Provided records –
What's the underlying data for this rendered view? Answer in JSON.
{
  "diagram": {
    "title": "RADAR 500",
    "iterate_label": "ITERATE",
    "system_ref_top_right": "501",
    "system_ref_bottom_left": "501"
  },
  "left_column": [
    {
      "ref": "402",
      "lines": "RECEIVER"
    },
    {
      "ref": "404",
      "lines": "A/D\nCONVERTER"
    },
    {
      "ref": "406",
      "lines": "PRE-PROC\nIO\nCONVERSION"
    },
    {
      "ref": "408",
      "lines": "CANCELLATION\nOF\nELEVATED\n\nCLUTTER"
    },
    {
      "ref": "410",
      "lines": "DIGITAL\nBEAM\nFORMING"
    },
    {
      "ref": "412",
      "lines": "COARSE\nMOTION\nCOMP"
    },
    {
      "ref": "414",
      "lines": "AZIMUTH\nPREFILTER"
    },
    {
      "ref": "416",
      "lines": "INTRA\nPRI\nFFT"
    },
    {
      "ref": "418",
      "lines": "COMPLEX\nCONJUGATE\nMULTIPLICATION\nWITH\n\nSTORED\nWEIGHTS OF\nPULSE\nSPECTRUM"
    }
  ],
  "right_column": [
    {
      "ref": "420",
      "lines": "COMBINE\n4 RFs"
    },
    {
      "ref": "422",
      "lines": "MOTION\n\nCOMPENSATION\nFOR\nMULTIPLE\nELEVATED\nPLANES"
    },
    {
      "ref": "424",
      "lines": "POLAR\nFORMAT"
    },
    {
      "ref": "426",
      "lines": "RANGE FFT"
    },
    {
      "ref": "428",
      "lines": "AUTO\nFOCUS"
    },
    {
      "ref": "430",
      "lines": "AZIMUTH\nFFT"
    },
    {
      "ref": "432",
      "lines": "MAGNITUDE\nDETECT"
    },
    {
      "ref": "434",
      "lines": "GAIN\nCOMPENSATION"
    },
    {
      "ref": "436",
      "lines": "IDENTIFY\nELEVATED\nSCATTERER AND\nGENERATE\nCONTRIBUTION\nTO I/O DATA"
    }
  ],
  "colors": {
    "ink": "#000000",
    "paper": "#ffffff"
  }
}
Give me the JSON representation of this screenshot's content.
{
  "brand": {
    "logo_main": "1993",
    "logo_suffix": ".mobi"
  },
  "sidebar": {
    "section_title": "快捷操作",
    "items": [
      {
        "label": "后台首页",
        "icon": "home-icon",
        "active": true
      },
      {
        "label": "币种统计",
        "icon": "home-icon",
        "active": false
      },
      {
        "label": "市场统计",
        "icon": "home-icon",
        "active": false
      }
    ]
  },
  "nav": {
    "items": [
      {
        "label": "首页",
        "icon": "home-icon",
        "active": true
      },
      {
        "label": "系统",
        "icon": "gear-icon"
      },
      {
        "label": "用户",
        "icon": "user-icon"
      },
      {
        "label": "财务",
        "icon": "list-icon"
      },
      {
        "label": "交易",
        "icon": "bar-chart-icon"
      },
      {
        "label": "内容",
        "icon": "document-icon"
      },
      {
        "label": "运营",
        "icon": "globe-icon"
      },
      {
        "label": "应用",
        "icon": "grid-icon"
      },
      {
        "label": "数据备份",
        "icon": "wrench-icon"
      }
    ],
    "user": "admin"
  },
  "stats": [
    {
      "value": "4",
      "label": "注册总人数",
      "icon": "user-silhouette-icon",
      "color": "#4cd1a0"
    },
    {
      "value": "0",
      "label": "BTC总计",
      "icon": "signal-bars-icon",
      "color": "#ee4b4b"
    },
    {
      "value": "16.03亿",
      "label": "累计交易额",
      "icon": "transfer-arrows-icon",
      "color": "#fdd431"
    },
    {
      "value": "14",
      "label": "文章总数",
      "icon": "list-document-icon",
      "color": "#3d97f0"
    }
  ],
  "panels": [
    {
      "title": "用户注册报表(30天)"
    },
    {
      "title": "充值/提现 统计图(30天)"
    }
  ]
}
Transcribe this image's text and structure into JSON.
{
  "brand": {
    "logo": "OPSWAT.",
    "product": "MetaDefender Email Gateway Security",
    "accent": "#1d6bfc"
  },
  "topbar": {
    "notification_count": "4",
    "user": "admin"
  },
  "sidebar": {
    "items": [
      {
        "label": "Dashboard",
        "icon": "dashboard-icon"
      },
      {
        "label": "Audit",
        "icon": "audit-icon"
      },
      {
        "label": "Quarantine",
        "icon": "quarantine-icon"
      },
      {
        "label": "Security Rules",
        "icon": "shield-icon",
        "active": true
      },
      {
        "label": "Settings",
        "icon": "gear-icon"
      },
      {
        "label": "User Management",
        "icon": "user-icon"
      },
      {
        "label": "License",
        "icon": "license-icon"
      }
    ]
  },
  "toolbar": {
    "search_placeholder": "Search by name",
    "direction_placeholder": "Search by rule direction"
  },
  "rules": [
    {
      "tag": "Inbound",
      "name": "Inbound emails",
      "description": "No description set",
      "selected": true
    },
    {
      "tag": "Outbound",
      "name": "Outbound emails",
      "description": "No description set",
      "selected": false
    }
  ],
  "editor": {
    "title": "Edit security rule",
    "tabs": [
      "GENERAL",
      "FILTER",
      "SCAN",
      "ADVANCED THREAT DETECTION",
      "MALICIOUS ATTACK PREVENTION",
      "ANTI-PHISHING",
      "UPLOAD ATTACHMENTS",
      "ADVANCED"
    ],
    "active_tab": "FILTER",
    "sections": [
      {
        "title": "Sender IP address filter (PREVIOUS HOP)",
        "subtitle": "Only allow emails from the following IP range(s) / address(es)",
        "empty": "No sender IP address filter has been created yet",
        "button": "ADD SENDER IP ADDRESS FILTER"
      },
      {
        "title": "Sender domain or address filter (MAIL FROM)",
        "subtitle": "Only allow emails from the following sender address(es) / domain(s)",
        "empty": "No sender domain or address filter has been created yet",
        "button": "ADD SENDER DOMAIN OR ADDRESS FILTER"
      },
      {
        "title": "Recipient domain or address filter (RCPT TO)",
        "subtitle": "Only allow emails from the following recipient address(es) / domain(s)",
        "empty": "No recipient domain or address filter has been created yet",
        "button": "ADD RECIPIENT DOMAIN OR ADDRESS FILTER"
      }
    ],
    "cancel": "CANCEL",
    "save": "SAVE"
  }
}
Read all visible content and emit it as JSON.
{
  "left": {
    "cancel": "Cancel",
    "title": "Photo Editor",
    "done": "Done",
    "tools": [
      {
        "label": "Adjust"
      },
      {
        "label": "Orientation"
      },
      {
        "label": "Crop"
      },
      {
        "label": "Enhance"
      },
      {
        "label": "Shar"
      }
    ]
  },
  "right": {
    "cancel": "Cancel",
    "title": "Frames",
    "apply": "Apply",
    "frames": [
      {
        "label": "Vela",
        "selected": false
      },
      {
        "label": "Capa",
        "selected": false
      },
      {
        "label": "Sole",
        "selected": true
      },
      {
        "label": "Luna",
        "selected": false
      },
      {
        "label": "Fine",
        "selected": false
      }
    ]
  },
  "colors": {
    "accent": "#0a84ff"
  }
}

The task –
Lines that include the word "AZIMUTH" are to be extracted from the data above.

Solution to the exercise –
      "lines": "AZIMUTH\nPREFILTER"
      "lines": "AZIMUTH\nFFT"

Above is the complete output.